**What is expected**
Pull out from the material below all lines with "расчетной".

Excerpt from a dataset
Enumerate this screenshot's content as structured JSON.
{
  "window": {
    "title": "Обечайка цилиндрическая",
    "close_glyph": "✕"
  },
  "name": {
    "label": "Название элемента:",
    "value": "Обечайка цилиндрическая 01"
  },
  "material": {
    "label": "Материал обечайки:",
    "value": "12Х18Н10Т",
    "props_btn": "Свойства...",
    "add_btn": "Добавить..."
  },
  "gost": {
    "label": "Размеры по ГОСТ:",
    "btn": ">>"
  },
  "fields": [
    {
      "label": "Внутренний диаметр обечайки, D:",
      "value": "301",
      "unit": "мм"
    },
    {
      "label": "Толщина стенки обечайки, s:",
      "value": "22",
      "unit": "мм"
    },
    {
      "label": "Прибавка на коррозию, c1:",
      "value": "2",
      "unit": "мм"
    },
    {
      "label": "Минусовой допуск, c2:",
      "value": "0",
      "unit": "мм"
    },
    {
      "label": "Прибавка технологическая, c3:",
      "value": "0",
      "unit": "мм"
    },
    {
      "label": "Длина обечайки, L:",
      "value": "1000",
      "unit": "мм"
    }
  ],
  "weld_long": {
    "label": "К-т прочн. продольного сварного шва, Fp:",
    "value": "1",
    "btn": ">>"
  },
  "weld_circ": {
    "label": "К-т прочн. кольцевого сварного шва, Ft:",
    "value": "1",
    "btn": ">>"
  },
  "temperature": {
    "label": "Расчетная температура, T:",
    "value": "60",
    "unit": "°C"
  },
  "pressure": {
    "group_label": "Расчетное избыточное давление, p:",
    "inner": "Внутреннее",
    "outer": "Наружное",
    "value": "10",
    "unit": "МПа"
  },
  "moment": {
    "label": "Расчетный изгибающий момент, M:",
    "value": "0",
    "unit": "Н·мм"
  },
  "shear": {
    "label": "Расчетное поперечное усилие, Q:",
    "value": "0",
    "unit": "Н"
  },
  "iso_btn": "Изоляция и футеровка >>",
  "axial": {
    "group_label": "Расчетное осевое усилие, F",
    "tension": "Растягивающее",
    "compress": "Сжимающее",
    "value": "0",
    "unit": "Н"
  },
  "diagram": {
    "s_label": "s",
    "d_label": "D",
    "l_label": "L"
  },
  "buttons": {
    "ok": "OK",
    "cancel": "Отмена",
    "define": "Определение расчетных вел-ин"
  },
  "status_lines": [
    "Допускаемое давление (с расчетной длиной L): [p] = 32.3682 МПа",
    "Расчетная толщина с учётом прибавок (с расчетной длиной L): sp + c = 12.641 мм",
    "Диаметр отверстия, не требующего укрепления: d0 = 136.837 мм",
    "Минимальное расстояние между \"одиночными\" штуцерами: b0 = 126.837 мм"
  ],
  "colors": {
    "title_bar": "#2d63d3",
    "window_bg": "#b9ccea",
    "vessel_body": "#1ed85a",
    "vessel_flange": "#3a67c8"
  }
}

**Result of the task**
    "Допускаемое давление (с расчетной длиной L): [p] = 32.3682 МПа",
    "Расчетная толщина с учётом прибавок (с расчетной длиной L): sp + c = 12.641 мм",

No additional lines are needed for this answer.